:: REQUEST ::
Print every line of the listing below, keeping each one unchanged.

[begin SOURCE MATERIAL]

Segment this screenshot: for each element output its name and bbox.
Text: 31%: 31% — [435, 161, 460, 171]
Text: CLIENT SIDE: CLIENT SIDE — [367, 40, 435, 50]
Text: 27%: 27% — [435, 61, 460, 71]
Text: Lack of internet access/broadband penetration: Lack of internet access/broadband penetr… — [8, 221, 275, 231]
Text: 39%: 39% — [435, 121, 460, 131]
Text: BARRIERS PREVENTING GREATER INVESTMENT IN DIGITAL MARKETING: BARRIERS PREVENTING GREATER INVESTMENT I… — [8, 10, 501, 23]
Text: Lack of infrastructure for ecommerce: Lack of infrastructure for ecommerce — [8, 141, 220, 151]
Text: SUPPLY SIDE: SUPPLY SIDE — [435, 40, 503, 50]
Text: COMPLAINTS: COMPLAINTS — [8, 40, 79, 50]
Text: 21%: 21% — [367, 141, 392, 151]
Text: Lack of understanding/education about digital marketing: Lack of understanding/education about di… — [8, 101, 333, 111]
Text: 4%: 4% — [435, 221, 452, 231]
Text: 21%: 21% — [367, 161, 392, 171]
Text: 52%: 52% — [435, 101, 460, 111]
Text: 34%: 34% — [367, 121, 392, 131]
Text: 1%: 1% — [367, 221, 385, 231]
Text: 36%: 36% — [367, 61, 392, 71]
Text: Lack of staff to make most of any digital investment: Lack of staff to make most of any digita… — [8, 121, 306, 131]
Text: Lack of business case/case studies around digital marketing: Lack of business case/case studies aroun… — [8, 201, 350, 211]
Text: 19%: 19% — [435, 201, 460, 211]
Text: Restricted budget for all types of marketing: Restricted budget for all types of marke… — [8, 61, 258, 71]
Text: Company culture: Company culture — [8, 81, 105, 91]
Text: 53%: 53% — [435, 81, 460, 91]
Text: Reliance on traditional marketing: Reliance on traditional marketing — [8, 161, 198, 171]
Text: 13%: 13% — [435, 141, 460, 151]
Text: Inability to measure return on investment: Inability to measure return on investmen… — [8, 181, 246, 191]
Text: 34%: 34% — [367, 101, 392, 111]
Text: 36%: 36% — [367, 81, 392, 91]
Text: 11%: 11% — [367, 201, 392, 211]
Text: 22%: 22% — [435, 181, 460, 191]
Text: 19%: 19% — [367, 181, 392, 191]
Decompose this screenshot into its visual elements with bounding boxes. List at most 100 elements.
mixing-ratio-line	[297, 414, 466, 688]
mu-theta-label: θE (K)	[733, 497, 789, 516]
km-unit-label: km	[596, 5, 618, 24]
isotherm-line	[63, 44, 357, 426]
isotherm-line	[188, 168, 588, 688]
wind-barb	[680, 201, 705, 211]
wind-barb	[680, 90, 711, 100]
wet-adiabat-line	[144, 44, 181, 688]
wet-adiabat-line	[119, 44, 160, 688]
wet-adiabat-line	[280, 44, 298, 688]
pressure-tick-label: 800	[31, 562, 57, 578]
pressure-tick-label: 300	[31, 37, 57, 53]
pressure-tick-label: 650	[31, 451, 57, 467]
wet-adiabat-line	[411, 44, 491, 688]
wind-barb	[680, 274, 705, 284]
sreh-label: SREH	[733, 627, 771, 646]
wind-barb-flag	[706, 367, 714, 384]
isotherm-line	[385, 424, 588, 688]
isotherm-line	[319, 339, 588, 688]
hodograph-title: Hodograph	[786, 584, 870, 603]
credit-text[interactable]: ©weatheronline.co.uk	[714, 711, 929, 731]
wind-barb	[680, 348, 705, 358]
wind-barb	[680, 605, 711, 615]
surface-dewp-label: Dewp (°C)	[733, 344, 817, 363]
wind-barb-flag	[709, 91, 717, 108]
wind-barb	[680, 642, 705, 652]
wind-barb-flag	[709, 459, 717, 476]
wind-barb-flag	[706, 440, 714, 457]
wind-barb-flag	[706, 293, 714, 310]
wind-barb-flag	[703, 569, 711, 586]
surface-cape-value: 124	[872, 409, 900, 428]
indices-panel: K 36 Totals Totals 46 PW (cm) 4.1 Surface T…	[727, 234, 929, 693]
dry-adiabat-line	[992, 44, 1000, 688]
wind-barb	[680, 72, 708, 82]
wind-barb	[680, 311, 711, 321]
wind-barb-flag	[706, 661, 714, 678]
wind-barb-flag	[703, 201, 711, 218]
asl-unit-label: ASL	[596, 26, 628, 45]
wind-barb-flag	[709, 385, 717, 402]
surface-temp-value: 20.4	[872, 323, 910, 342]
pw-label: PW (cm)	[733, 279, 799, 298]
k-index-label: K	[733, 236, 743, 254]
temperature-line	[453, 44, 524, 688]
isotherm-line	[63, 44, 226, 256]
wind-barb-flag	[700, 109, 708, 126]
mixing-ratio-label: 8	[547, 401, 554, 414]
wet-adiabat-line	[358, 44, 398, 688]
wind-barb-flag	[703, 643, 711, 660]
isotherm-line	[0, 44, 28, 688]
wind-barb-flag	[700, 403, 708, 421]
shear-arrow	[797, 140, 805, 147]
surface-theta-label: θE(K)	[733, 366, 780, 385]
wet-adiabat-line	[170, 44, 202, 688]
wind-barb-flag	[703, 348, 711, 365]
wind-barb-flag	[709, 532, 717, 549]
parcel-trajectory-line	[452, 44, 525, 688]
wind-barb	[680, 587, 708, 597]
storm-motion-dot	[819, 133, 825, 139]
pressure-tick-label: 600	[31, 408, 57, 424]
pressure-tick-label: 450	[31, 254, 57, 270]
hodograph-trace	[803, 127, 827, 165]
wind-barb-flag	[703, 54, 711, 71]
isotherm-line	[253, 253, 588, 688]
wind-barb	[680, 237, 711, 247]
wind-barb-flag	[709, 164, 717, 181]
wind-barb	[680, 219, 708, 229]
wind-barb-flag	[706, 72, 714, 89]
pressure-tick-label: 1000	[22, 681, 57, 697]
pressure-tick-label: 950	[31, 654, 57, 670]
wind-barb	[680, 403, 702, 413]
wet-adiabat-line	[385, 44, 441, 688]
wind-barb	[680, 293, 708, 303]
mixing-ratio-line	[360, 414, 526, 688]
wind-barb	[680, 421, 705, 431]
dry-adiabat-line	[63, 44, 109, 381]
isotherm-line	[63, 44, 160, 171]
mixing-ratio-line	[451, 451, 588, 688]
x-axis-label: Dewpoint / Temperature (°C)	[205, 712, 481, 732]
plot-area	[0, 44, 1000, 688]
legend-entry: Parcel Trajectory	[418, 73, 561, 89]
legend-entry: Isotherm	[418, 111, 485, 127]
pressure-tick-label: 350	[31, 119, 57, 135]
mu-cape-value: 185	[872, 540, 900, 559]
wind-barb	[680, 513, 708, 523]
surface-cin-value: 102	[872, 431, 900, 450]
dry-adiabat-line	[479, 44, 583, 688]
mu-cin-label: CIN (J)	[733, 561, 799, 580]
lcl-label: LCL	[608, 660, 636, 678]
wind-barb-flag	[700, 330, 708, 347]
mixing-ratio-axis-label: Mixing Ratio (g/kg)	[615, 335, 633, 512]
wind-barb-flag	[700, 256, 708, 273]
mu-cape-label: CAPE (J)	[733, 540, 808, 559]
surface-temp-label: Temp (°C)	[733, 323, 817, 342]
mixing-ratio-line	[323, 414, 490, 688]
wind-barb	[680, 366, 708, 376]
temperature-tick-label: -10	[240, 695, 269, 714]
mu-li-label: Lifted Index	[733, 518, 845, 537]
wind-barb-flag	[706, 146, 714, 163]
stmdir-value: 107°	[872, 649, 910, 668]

[end SOURCE MATERIAL]

:: FINISHED EXERCISE ::
Segment this screenshot: for each element output its name and bbox.
Text: 31%: 31% — [435, 161, 460, 171]
Text: CLIENT SIDE: CLIENT SIDE — [367, 40, 435, 50]
Text: 27%: 27% — [435, 61, 460, 71]
Text: Lack of internet access/broadband penetration: Lack of internet access/broadband penetr… — [8, 221, 275, 231]
Text: 39%: 39% — [435, 121, 460, 131]
Text: BARRIERS PREVENTING GREATER INVESTMENT IN DIGITAL MARKETING: BARRIERS PREVENTING GREATER INVESTMENT I… — [8, 10, 501, 23]
Text: Lack of infrastructure for ecommerce: Lack of infrastructure for ecommerce — [8, 141, 220, 151]
Text: SUPPLY SIDE: SUPPLY SIDE — [435, 40, 503, 50]
Text: COMPLAINTS: COMPLAINTS — [8, 40, 79, 50]
Text: 21%: 21% — [367, 141, 392, 151]
Text: Lack of understanding/education about digital marketing: Lack of understanding/education about di… — [8, 101, 333, 111]
Text: 4%: 4% — [435, 221, 452, 231]
Text: 21%: 21% — [367, 161, 392, 171]
Text: 52%: 52% — [435, 101, 460, 111]
Text: 34%: 34% — [367, 121, 392, 131]
Text: 1%: 1% — [367, 221, 385, 231]
Text: 36%: 36% — [367, 61, 392, 71]
Text: Lack of staff to make most of any digital investment: Lack of staff to make most of any digita… — [8, 121, 306, 131]
Text: Lack of business case/case studies around digital marketing: Lack of business case/case studies aroun… — [8, 201, 350, 211]
Text: 19%: 19% — [435, 201, 460, 211]
Text: Restricted budget for all types of marketing: Restricted budget for all types of marke… — [8, 61, 258, 71]
Text: Company culture: Company culture — [8, 81, 105, 91]
Text: 53%: 53% — [435, 81, 460, 91]
Text: Reliance on traditional marketing: Reliance on traditional marketing — [8, 161, 198, 171]
Text: 13%: 13% — [435, 141, 460, 151]
Text: Inability to measure return on investment: Inability to measure return on investmen… — [8, 181, 246, 191]
Text: 34%: 34% — [367, 101, 392, 111]
Text: 36%: 36% — [367, 81, 392, 91]
Text: 11%: 11% — [367, 201, 392, 211]
Text: 22%: 22% — [435, 181, 460, 191]
Text: 19%: 19% — [367, 181, 392, 191]
Decompose this screenshot into its visual elements with bounding boxes. List at most 100 elements.
mixing-ratio-line	[297, 414, 466, 688]
mu-theta-label: θE (K)	[733, 497, 789, 516]
km-unit-label: km	[596, 5, 618, 24]
isotherm-line	[63, 44, 357, 426]
isotherm-line	[188, 168, 588, 688]
wind-barb	[680, 201, 705, 211]
wind-barb	[680, 90, 711, 100]
wet-adiabat-line	[144, 44, 181, 688]
wet-adiabat-line	[119, 44, 160, 688]
wet-adiabat-line	[280, 44, 298, 688]
pressure-tick-label: 800	[31, 562, 57, 578]
pressure-tick-label: 300	[31, 37, 57, 53]
pressure-tick-label: 650	[31, 451, 57, 467]
wet-adiabat-line	[411, 44, 491, 688]
wind-barb	[680, 274, 705, 284]
sreh-label: SREH	[733, 627, 771, 646]
wind-barb-flag	[706, 367, 714, 384]
isotherm-line	[385, 424, 588, 688]
isotherm-line	[319, 339, 588, 688]
hodograph-title: Hodograph	[786, 584, 870, 603]
credit-text[interactable]: ©weatheronline.co.uk	[714, 711, 929, 731]
wind-barb	[680, 348, 705, 358]
wind-barb	[680, 605, 711, 615]
surface-dewp-label: Dewp (°C)	[733, 344, 817, 363]
wind-barb-flag	[709, 91, 717, 108]
wind-barb	[680, 642, 705, 652]
wind-barb-flag	[709, 459, 717, 476]
wind-barb-flag	[706, 440, 714, 457]
wind-barb-flag	[706, 293, 714, 310]
wind-barb-flag	[703, 569, 711, 586]
surface-cape-value: 124	[872, 409, 900, 428]
indices-panel: K 36 Totals Totals 46 PW (cm) 4.1 Surface T…	[727, 234, 929, 693]
dry-adiabat-line	[992, 44, 1000, 688]
wind-barb	[680, 72, 708, 82]
wind-barb	[680, 311, 711, 321]
wind-barb-flag	[706, 661, 714, 678]
wind-barb-flag	[703, 201, 711, 218]
asl-unit-label: ASL	[596, 26, 628, 45]
wind-barb-flag	[709, 385, 717, 402]
surface-temp-value: 20.4	[872, 323, 910, 342]
pw-label: PW (cm)	[733, 279, 799, 298]
k-index-label: K	[733, 236, 743, 254]
temperature-line	[453, 44, 524, 688]
isotherm-line	[63, 44, 226, 256]
wind-barb-flag	[700, 109, 708, 126]
mixing-ratio-label: 8	[547, 401, 554, 414]
wet-adiabat-line	[358, 44, 398, 688]
wind-barb-flag	[703, 643, 711, 660]
isotherm-line	[0, 44, 28, 688]
wind-barb-flag	[700, 403, 708, 421]
shear-arrow	[797, 140, 805, 147]
surface-theta-label: θE(K)	[733, 366, 780, 385]
wet-adiabat-line	[170, 44, 202, 688]
wind-barb-flag	[703, 348, 711, 365]
wind-barb-flag	[709, 532, 717, 549]
parcel-trajectory-line	[452, 44, 525, 688]
wind-barb	[680, 587, 708, 597]
storm-motion-dot	[819, 133, 825, 139]
pressure-tick-label: 600	[31, 408, 57, 424]
pressure-tick-label: 450	[31, 254, 57, 270]
hodograph-trace	[803, 127, 827, 165]
wind-barb-flag	[703, 54, 711, 71]
isotherm-line	[253, 253, 588, 688]
wind-barb	[680, 237, 711, 247]
wind-barb-flag	[709, 164, 717, 181]
wind-barb	[680, 219, 708, 229]
wind-barb-flag	[706, 72, 714, 89]
pressure-tick-label: 1000	[22, 681, 57, 697]
pressure-tick-label: 950	[31, 654, 57, 670]
wind-barb	[680, 403, 702, 413]
wet-adiabat-line	[385, 44, 441, 688]
wind-barb	[680, 293, 708, 303]
mixing-ratio-line	[360, 414, 526, 688]
wind-barb	[680, 421, 705, 431]
dry-adiabat-line	[63, 44, 109, 381]
isotherm-line	[63, 44, 160, 171]
mixing-ratio-line	[451, 451, 588, 688]
x-axis-label: Dewpoint / Temperature (°C)	[205, 712, 481, 732]
plot-area	[0, 44, 1000, 688]
legend-entry: Parcel Trajectory	[418, 73, 561, 89]
legend-entry: Isotherm	[418, 111, 485, 127]
pressure-tick-label: 350	[31, 119, 57, 135]
mu-cape-value: 185	[872, 540, 900, 559]
wind-barb	[680, 513, 708, 523]
surface-cin-value: 102	[872, 431, 900, 450]
dry-adiabat-line	[479, 44, 583, 688]
mu-cin-label: CIN (J)	[733, 561, 799, 580]
lcl-label: LCL	[608, 660, 636, 678]
wind-barb-flag	[700, 330, 708, 347]
mixing-ratio-axis-label: Mixing Ratio (g/kg)	[615, 335, 633, 512]
wind-barb-flag	[700, 256, 708, 273]
mu-cape-label: CAPE (J)	[733, 540, 808, 559]
surface-temp-label: Temp (°C)	[733, 323, 817, 342]
mixing-ratio-line	[323, 414, 490, 688]
wind-barb	[680, 366, 708, 376]
temperature-tick-label: -10	[240, 695, 269, 714]
mu-li-label: Lifted Index	[733, 518, 845, 537]
wind-barb-flag	[706, 146, 714, 163]
stmdir-value: 107°	[872, 649, 910, 668]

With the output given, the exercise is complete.